[Data entries for graphics]
**********
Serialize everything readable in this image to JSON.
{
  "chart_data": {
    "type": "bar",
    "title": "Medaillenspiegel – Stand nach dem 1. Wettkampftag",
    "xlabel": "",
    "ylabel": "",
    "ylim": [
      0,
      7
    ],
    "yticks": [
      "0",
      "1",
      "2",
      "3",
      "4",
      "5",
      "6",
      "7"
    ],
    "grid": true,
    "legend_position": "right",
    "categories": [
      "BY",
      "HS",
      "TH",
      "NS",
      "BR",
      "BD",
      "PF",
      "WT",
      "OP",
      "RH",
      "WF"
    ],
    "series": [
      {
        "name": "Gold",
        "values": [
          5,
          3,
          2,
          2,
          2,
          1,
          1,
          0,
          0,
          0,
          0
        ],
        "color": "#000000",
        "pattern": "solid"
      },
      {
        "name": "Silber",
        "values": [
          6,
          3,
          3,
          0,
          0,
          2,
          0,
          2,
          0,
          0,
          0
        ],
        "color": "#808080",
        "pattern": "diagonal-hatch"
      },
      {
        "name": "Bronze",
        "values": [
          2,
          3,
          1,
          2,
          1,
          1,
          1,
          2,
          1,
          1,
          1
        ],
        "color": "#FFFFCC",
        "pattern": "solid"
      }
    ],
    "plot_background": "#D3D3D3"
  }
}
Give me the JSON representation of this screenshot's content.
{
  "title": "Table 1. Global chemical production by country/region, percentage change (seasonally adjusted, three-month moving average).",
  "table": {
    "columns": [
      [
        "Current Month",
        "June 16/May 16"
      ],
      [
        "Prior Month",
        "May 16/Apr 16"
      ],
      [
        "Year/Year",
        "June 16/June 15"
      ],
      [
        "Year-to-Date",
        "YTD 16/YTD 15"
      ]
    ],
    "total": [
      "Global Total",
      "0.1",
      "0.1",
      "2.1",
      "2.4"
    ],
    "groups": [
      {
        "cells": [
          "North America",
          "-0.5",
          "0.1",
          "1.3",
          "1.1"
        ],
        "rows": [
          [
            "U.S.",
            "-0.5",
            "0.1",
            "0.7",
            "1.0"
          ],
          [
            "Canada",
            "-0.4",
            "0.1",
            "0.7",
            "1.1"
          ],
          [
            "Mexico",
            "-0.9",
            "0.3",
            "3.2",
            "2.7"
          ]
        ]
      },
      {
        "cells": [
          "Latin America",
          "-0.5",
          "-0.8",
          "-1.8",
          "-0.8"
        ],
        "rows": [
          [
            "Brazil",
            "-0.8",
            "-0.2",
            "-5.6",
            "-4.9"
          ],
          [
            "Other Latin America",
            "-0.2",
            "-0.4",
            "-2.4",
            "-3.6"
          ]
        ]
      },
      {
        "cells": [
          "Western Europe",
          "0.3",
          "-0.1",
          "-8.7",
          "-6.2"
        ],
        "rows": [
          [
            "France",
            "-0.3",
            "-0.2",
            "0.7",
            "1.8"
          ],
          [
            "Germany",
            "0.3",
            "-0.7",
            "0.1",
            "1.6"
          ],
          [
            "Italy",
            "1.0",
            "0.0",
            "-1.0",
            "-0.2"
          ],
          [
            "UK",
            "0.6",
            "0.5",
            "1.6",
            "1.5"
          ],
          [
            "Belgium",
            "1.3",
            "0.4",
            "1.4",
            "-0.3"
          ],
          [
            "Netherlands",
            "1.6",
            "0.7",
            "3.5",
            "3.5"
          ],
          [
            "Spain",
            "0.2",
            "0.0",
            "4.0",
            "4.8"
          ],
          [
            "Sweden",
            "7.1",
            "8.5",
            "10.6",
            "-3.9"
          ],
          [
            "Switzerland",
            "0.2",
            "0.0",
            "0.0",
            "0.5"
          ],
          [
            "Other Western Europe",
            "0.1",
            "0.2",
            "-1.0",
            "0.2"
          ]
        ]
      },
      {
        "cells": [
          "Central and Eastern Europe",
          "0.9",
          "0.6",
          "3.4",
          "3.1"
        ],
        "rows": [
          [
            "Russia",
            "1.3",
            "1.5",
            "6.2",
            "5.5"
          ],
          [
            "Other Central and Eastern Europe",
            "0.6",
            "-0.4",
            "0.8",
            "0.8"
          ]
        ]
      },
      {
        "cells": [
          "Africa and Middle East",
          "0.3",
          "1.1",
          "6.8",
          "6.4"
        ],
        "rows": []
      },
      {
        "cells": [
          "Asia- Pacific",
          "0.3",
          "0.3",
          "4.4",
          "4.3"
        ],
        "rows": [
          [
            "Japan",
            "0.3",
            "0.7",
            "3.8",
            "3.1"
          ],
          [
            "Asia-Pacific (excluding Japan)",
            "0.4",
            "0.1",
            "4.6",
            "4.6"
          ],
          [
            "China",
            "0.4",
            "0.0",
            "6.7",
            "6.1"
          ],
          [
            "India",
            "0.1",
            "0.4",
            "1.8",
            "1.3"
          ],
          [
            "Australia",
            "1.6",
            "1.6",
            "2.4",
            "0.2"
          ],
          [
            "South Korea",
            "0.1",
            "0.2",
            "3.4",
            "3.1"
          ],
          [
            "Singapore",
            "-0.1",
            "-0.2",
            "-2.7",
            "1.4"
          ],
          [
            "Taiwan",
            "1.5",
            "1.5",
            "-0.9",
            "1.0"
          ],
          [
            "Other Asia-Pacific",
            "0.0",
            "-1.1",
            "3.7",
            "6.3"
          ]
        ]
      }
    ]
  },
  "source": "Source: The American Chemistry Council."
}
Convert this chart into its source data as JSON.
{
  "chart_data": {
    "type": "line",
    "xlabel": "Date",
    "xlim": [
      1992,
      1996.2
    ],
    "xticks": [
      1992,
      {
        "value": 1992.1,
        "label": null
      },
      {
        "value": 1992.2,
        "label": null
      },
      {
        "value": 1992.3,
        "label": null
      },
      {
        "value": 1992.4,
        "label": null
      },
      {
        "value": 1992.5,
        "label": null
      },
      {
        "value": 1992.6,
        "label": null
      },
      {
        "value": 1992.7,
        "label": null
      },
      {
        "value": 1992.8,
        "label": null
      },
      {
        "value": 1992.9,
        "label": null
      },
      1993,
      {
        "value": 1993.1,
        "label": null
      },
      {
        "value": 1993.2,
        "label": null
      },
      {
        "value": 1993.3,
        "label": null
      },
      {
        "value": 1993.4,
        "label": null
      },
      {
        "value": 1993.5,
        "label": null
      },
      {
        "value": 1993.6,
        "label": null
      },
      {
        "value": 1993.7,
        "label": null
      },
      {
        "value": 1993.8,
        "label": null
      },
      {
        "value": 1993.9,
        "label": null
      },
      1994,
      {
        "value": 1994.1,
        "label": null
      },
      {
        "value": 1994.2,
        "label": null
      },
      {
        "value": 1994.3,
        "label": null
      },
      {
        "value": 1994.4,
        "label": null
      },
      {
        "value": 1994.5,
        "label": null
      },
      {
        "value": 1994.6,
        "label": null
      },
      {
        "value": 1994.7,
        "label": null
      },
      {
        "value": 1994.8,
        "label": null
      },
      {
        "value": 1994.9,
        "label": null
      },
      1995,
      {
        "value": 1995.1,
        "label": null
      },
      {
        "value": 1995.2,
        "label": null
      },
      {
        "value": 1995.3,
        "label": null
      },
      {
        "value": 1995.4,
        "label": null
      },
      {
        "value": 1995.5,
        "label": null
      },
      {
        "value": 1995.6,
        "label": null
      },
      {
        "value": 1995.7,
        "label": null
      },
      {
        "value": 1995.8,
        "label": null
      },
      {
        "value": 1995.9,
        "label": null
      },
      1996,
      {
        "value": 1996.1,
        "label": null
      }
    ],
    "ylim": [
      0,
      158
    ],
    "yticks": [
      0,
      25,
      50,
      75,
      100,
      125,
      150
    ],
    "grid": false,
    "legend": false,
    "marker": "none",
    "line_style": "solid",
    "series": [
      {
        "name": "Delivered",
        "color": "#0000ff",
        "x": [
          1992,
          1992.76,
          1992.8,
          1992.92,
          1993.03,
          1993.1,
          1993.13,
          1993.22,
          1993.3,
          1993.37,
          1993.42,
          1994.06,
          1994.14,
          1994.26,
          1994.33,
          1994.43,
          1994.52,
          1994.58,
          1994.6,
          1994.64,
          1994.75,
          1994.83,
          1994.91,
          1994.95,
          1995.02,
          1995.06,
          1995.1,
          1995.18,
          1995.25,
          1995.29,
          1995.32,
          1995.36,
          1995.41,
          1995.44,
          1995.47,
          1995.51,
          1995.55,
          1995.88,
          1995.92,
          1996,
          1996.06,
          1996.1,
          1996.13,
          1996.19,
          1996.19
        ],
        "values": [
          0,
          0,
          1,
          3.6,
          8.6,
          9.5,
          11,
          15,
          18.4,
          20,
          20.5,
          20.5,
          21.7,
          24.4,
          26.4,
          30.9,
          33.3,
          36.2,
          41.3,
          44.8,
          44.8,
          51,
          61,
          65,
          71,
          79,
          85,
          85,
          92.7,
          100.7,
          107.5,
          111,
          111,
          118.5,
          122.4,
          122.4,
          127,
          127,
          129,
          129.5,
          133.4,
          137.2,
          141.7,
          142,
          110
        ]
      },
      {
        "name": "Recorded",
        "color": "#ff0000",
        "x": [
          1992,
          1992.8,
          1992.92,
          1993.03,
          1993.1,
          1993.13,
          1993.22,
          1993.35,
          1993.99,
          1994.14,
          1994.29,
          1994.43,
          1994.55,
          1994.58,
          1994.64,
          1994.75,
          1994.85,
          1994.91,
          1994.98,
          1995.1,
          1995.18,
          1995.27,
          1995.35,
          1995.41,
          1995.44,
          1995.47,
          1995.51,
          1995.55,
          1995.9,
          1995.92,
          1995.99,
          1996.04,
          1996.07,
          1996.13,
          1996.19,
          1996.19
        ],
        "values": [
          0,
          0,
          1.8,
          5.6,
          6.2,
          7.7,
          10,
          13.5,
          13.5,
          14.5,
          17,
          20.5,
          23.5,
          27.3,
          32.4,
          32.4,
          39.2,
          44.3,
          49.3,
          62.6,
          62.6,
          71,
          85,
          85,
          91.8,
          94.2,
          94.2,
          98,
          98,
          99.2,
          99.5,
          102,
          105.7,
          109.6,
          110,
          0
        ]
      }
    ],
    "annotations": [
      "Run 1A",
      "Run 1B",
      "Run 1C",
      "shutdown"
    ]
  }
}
**********
▸ **What you should do**
Report how many lines include the word "Pacific". Give nothing but the number.

▸ **Solution to the problem**
3